**Given task**
Filter the records below for the word "this". Copy each line that holds it.

"""

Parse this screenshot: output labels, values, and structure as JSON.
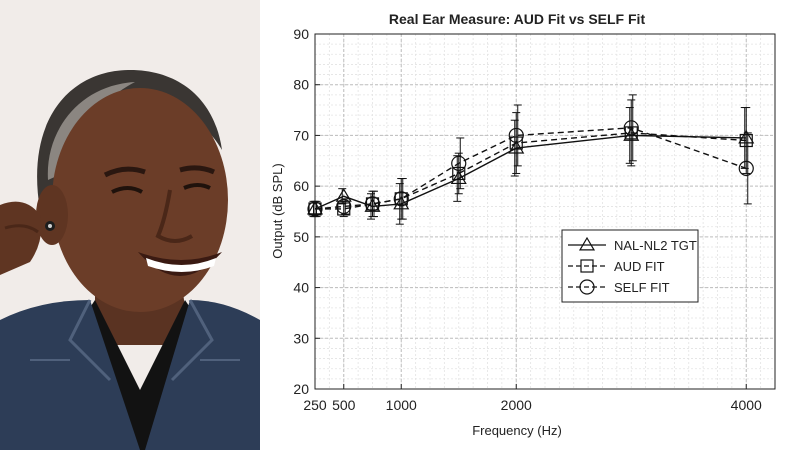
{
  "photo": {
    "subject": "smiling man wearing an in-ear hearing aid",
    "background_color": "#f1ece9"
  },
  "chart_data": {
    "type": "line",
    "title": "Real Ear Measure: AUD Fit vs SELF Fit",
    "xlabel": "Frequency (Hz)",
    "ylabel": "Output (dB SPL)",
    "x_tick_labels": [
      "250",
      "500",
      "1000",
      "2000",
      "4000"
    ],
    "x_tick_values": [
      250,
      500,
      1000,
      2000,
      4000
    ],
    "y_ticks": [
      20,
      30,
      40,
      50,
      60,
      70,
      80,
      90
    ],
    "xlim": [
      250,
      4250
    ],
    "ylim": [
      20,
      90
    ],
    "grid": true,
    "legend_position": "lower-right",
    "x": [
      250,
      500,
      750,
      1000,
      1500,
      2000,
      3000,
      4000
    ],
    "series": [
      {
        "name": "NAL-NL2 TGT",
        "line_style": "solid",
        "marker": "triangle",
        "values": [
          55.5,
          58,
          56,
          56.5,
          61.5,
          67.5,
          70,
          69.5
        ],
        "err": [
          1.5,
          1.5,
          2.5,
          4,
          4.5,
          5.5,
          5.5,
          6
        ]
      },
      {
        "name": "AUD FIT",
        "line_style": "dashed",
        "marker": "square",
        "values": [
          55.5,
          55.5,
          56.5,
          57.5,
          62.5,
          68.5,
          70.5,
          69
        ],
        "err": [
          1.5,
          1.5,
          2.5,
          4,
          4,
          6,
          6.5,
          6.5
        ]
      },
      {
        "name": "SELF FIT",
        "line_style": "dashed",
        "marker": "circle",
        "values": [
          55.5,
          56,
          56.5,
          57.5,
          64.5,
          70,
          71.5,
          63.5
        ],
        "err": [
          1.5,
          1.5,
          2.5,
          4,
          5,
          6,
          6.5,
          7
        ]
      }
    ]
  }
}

"""
"""

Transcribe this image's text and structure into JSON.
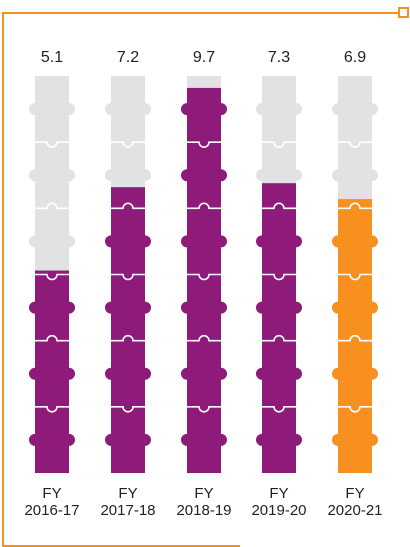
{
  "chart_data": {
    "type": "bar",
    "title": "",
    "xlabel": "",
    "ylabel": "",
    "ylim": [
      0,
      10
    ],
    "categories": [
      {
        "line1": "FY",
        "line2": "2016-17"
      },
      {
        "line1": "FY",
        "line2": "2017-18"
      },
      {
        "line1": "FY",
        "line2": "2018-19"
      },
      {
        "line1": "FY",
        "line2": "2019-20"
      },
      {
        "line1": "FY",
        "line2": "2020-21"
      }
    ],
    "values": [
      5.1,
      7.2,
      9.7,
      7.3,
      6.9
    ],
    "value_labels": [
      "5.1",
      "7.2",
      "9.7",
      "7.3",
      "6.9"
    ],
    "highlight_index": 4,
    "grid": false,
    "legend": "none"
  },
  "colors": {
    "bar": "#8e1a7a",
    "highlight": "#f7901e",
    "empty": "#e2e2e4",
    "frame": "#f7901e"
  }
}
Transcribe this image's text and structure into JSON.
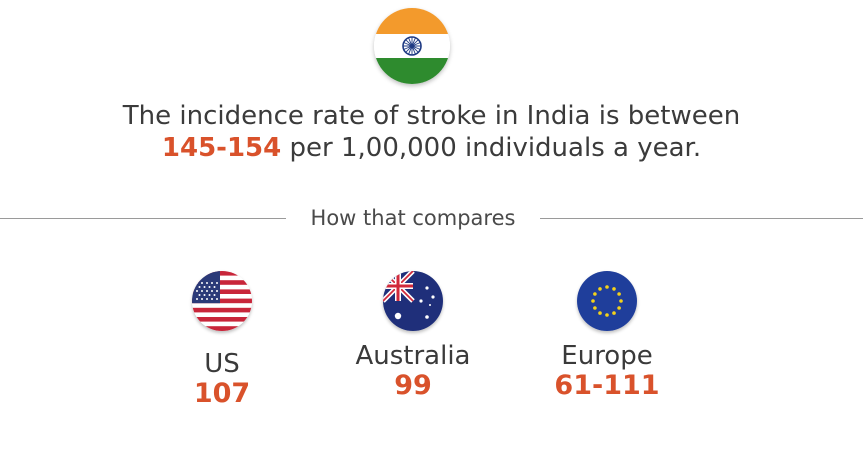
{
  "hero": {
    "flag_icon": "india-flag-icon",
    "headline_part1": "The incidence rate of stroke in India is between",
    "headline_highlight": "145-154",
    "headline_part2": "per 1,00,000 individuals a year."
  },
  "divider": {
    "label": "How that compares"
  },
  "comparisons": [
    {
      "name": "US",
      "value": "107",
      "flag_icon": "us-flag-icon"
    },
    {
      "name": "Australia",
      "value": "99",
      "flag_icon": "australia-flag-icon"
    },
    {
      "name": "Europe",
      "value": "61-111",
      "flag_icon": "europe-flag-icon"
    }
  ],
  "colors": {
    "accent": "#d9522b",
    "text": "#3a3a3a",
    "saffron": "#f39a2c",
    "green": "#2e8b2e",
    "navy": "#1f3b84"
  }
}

"""
"""

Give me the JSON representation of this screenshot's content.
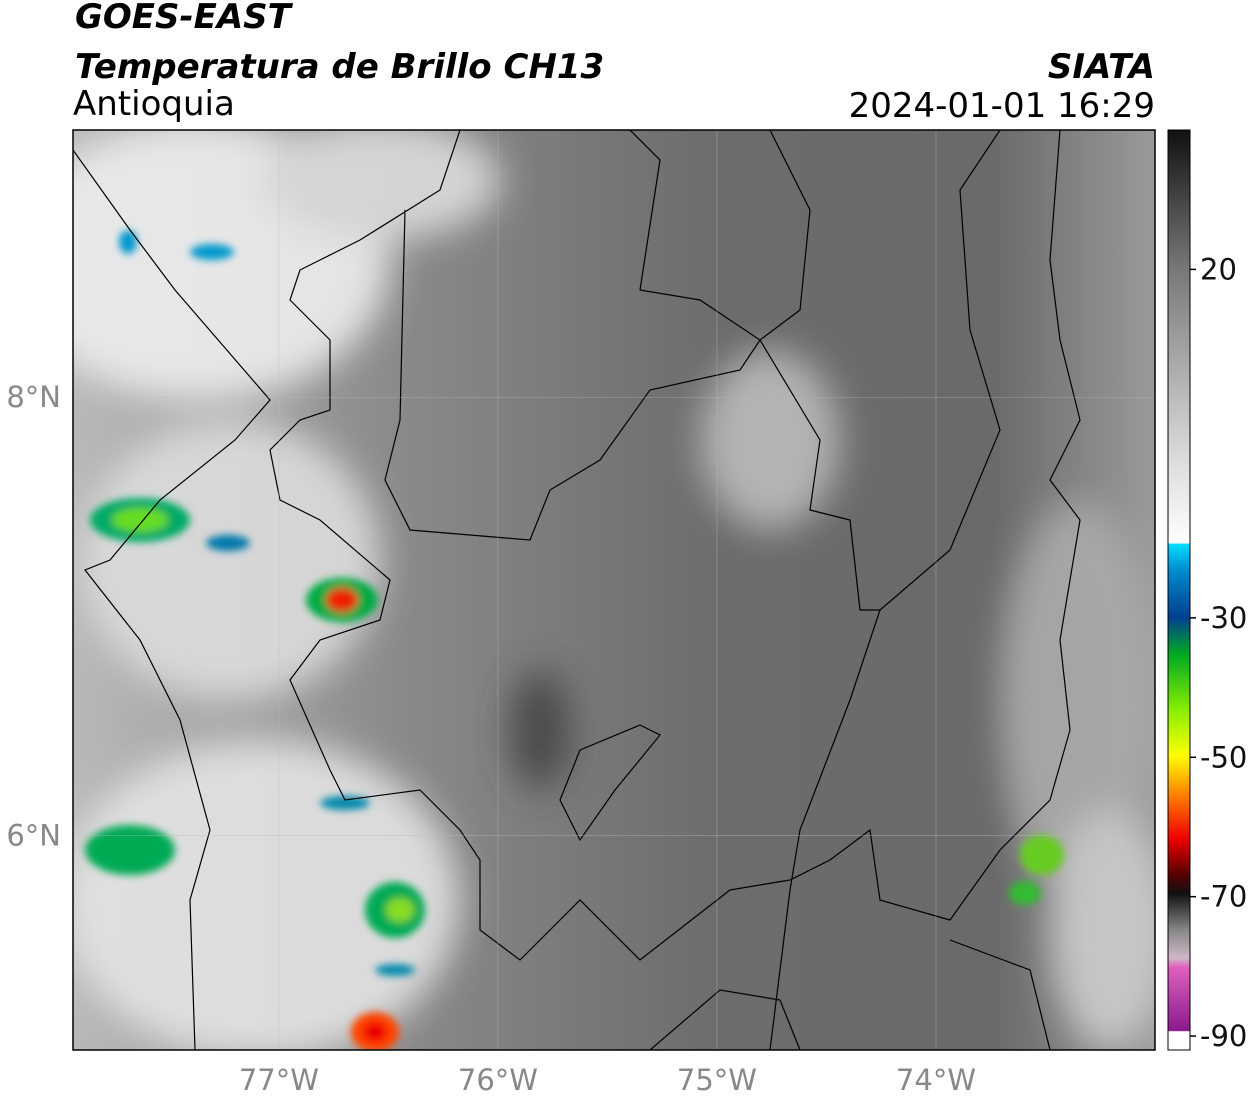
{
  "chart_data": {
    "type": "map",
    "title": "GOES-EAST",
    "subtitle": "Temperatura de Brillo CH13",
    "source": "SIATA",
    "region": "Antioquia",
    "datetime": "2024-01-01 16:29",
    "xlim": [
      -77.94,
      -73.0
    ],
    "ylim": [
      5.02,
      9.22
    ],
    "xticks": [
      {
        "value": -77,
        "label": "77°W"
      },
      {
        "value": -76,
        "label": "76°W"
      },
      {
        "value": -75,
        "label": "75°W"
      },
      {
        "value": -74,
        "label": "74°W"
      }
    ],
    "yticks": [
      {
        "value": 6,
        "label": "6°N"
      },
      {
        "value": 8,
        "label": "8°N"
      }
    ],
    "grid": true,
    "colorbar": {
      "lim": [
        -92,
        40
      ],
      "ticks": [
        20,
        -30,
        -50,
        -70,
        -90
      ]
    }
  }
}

"""

**Completed exercise**
Parse this screenshot: output labels, values, and structure as JSON.
Transcribe this image's text and structure into JSON.
Transcribe this image's text and structure into JSON.
Give me the JSON representation of this screenshot's content.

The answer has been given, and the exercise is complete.